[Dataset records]
————————

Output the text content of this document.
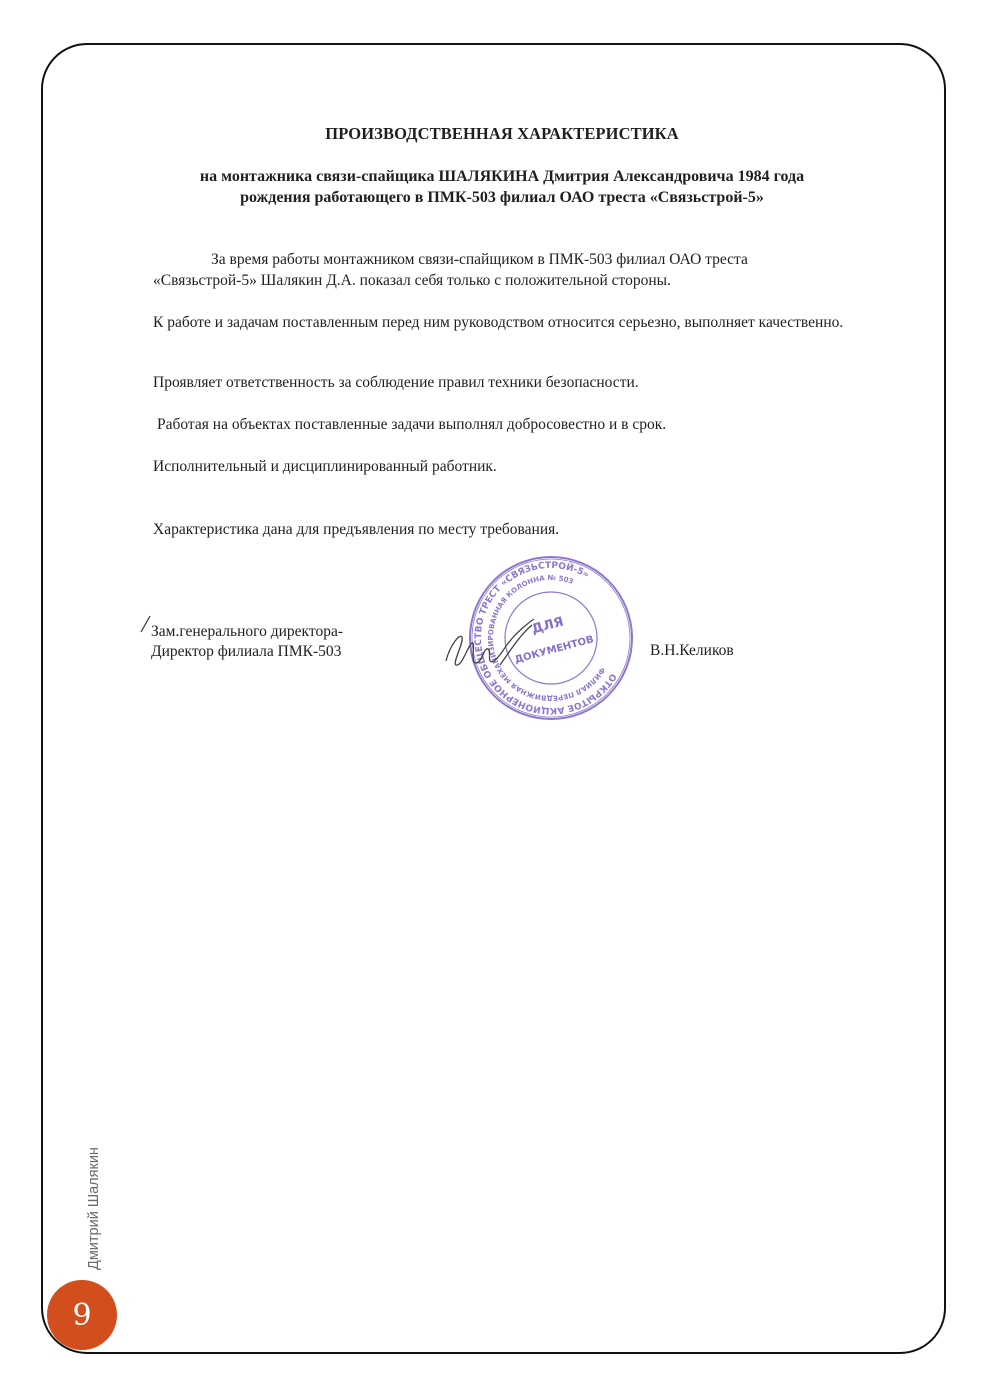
ПРОИЗВОДСТВЕННАЯ ХАРАКТЕРИСТИКА
на монтажника связи-спайщика ШАЛЯКИНА Дмитрия Александровича 1984 года
рождения работающего в ПМК-503 филиал ОАО треста «Связьстрой-5»
За время работы монтажником связи-спайщиком в ПМК-503 филиал ОАО треста «Связьстрой-5» Шалякин Д.А. показал себя только с положительной стороны.
К работе и задачам поставленным перед ним руководством относится серьезно, выполняет качественно.
Проявляет ответственность за соблюдение правил техники безопасности.
Работая на объектах поставленные задачи выполнял добросовестно и в срок.
Исполнительный и дисциплинированный работник.
Характеристика дана для предъявления по месту требования.
Зам.генерального директора-
Директор филиала ПМК-503
ОТКРЫТОЕ АКЦИОНЕРНОЕ ОБЩЕСТВО ТРЕСТ «СВЯЗЬСТРОЙ-5»
ФИЛИАЛ ПЕРЕДВИЖНАЯ МЕХАНИЗИРОВАННАЯ КОЛОННА № 503
ДЛЯ
ДОКУМЕНТОВ	В.Н.Келиков
Дмитрий Шалякин
9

————————

WRITTEN EXERCISE:
Copy out the entries verbatim and leave the images out.

RESPONSE BELOW:
Output the text content of this document.
ПРОИЗВОДСТВЕННАЯ ХАРАКТЕРИСТИКА
на монтажника связи-спайщика ШАЛЯКИНА Дмитрия Александровича 1984 года
рождения работающего в ПМК-503 филиал ОАО треста «Связьстрой-5»
За время работы монтажником связи-спайщиком в ПМК-503 филиал ОАО треста «Связьстрой-5» Шалякин Д.А. показал себя только с положительной стороны.
К работе и задачам поставленным перед ним руководством относится серьезно, выполняет качественно.
Проявляет ответственность за соблюдение правил техники безопасности.
Работая на объектах поставленные задачи выполнял добросовестно и в срок.
Исполнительный и дисциплинированный работник.
Характеристика дана для предъявления по месту требования.
Зам.генерального директора-
Директор филиала ПМК-503
ОТКРЫТОЕ АКЦИОНЕРНОЕ ОБЩЕСТВО ТРЕСТ «СВЯЗЬСТРОЙ-5»
ФИЛИАЛ ПЕРЕДВИЖНАЯ МЕХАНИЗИРОВАННАЯ КОЛОННА № 503
ДЛЯ
ДОКУМЕНТОВ	В.Н.Келиков
Дмитрий Шалякин
9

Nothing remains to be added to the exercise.